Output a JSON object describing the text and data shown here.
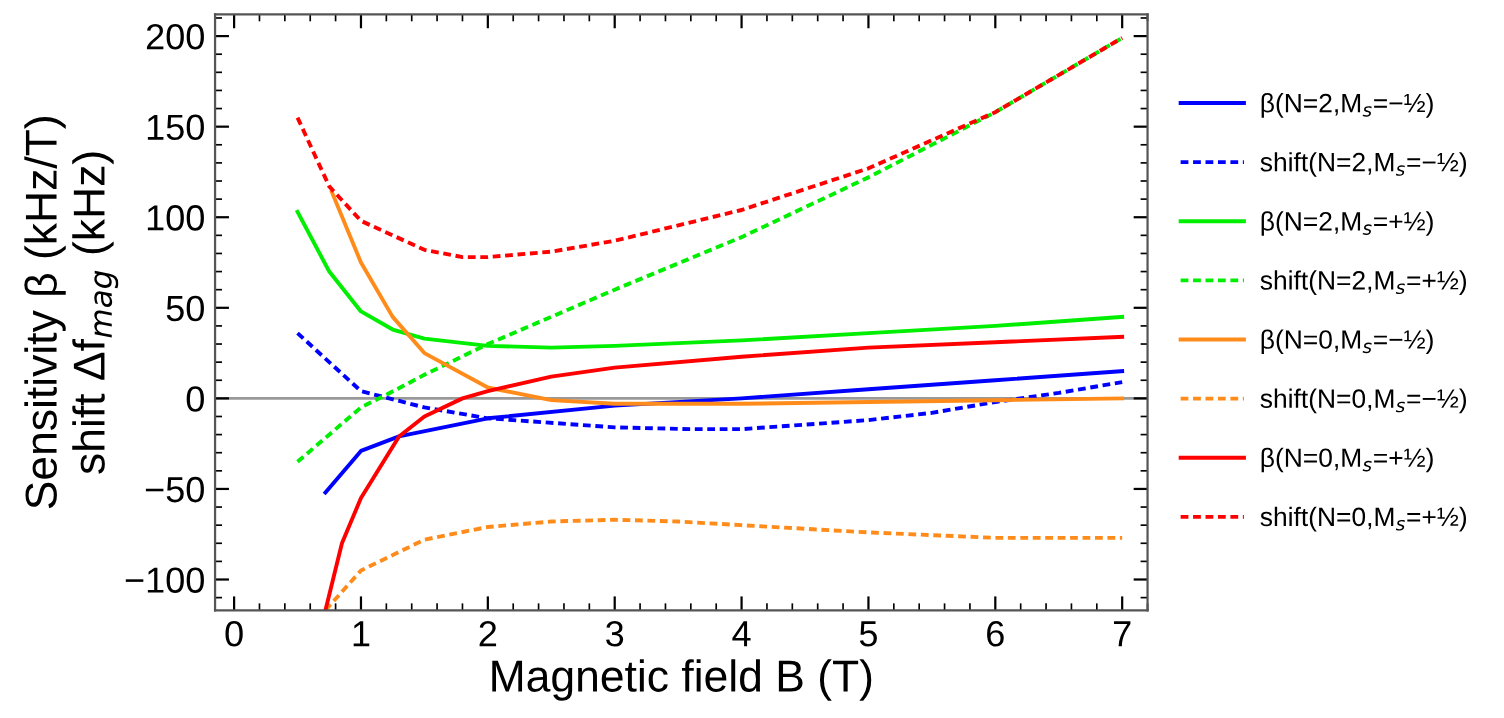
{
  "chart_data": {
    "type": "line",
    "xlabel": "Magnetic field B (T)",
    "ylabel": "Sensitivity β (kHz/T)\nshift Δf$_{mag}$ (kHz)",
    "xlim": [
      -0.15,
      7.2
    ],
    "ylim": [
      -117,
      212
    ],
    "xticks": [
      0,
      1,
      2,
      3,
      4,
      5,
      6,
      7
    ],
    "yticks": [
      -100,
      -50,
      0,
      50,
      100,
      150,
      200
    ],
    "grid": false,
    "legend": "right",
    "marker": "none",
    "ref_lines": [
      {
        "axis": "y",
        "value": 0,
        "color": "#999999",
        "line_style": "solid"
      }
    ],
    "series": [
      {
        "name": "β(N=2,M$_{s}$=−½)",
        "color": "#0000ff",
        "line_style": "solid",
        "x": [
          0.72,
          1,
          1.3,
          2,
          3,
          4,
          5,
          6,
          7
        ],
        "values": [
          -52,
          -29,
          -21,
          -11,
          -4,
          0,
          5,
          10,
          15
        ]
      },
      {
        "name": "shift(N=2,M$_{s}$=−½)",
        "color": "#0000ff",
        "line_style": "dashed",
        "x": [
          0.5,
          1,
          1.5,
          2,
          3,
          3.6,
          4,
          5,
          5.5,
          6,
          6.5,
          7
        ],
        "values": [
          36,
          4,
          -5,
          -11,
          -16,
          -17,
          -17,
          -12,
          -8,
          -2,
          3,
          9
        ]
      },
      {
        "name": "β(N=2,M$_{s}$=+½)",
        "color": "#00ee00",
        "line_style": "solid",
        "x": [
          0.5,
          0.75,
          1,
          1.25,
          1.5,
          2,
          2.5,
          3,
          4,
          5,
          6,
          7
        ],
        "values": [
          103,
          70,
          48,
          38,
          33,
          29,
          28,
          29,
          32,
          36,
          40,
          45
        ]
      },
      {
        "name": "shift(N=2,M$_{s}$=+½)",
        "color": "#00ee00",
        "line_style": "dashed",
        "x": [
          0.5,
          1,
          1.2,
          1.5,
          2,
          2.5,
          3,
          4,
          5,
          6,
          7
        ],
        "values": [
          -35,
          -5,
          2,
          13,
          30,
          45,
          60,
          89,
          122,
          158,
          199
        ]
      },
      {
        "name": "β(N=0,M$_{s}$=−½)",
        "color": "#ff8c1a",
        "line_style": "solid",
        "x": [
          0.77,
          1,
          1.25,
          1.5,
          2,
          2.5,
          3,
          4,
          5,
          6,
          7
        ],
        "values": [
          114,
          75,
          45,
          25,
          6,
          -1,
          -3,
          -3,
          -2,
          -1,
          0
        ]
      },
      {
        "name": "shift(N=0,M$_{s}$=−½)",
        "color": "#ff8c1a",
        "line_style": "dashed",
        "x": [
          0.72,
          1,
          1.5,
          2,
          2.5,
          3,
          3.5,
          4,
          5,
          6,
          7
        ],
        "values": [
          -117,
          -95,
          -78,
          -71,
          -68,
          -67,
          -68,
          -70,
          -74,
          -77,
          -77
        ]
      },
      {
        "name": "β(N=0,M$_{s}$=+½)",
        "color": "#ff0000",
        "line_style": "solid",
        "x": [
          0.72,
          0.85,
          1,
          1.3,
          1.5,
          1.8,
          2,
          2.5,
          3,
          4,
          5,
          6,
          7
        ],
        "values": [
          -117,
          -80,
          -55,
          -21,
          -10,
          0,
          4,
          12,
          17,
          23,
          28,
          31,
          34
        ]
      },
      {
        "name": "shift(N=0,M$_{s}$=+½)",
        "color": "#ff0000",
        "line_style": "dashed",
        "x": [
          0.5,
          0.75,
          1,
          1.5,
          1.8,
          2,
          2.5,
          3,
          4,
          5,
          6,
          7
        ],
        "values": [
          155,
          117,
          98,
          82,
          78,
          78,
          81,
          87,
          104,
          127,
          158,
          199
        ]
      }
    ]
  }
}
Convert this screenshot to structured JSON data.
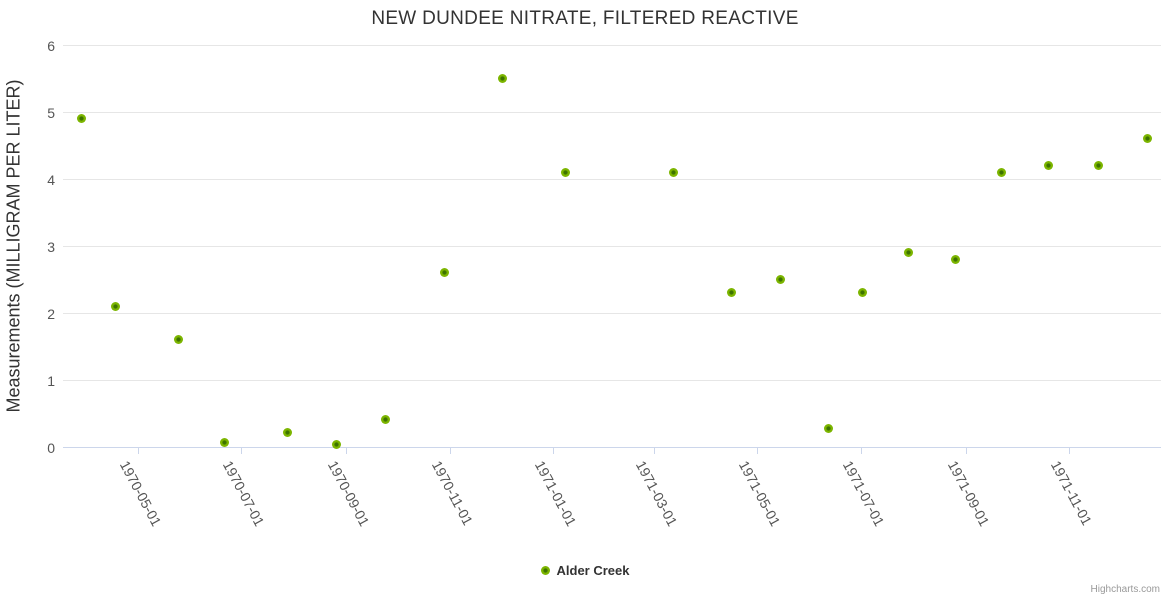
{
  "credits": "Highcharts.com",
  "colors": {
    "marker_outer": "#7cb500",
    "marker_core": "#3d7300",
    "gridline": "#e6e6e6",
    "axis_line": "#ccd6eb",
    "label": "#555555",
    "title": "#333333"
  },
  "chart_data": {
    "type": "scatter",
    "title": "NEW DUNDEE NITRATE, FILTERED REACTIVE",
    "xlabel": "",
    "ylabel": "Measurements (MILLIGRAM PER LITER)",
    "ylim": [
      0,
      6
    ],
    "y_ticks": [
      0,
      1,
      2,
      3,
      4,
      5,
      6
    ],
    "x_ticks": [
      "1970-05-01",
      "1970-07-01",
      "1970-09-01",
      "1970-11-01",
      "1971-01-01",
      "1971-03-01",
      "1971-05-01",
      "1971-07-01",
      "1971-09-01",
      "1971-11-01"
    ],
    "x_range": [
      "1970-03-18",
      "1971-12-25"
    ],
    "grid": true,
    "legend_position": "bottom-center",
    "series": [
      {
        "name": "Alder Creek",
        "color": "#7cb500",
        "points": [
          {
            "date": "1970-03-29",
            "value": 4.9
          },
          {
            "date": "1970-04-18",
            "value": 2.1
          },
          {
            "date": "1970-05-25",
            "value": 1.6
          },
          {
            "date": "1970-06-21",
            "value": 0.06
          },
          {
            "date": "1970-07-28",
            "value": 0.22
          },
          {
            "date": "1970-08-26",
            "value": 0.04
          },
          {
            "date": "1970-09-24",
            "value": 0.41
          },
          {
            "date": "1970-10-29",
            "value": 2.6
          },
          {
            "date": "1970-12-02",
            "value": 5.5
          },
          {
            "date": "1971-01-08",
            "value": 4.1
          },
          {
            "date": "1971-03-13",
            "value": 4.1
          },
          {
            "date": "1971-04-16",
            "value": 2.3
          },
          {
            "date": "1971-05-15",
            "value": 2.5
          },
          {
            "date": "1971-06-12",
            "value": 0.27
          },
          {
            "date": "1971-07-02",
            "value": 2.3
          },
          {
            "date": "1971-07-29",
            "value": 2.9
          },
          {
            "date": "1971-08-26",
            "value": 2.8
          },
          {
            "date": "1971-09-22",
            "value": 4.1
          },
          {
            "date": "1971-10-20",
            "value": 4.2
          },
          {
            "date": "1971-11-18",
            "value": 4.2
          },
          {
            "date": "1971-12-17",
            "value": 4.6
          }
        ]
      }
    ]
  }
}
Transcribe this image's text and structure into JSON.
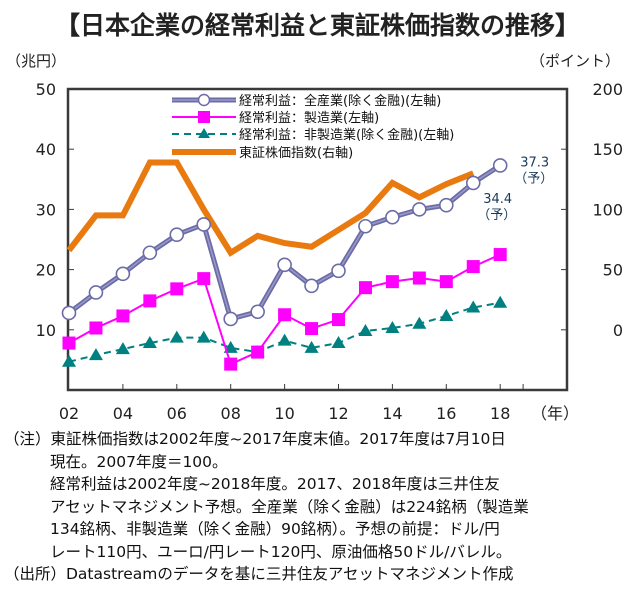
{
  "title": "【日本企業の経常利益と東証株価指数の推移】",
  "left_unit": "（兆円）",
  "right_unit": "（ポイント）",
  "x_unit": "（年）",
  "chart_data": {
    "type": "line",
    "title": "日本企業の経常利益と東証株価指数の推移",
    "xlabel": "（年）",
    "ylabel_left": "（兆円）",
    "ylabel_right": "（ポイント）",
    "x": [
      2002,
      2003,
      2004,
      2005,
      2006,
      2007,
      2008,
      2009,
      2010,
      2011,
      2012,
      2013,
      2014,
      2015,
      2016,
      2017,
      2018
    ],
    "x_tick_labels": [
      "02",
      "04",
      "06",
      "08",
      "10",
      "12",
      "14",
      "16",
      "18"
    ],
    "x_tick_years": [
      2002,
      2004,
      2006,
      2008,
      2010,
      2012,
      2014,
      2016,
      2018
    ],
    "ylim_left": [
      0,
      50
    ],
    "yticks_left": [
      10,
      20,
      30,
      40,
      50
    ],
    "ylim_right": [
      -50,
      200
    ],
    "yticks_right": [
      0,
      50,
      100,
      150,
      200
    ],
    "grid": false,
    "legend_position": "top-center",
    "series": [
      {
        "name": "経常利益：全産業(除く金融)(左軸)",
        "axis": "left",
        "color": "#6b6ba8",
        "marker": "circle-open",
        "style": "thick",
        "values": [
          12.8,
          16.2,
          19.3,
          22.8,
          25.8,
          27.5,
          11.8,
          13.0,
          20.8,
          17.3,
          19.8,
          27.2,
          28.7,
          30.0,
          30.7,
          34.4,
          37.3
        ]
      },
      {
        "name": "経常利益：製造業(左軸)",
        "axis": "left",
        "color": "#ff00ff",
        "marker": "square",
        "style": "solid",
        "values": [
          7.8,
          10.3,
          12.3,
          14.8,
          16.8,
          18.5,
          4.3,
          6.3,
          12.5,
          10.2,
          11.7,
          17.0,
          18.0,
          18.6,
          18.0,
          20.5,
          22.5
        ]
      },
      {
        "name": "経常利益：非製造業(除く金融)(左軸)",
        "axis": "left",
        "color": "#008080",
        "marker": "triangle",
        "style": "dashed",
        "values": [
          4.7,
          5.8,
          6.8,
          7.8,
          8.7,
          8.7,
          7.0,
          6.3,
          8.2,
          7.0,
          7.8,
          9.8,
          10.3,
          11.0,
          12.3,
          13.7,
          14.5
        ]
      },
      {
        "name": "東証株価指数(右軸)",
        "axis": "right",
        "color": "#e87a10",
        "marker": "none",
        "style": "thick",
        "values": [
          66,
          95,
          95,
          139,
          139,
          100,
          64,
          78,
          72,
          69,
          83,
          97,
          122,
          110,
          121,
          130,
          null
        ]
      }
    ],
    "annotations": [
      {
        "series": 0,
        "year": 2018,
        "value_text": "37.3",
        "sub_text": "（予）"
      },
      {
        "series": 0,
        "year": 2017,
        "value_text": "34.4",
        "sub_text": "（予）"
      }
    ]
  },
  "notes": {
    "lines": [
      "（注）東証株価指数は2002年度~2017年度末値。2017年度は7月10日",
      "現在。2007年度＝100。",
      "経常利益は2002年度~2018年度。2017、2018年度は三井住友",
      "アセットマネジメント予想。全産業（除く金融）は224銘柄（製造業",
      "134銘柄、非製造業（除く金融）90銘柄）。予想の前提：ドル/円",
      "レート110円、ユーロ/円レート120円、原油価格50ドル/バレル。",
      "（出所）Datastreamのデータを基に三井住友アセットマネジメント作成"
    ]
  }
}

=======

TASK STATEMENT ▸ Using the records above, copy every line that has the word "this" in it.

RESULT OF THE TASK ▸
Convert this screenshot to structured JSON data.
Transcribe this image's text and structure into JSON.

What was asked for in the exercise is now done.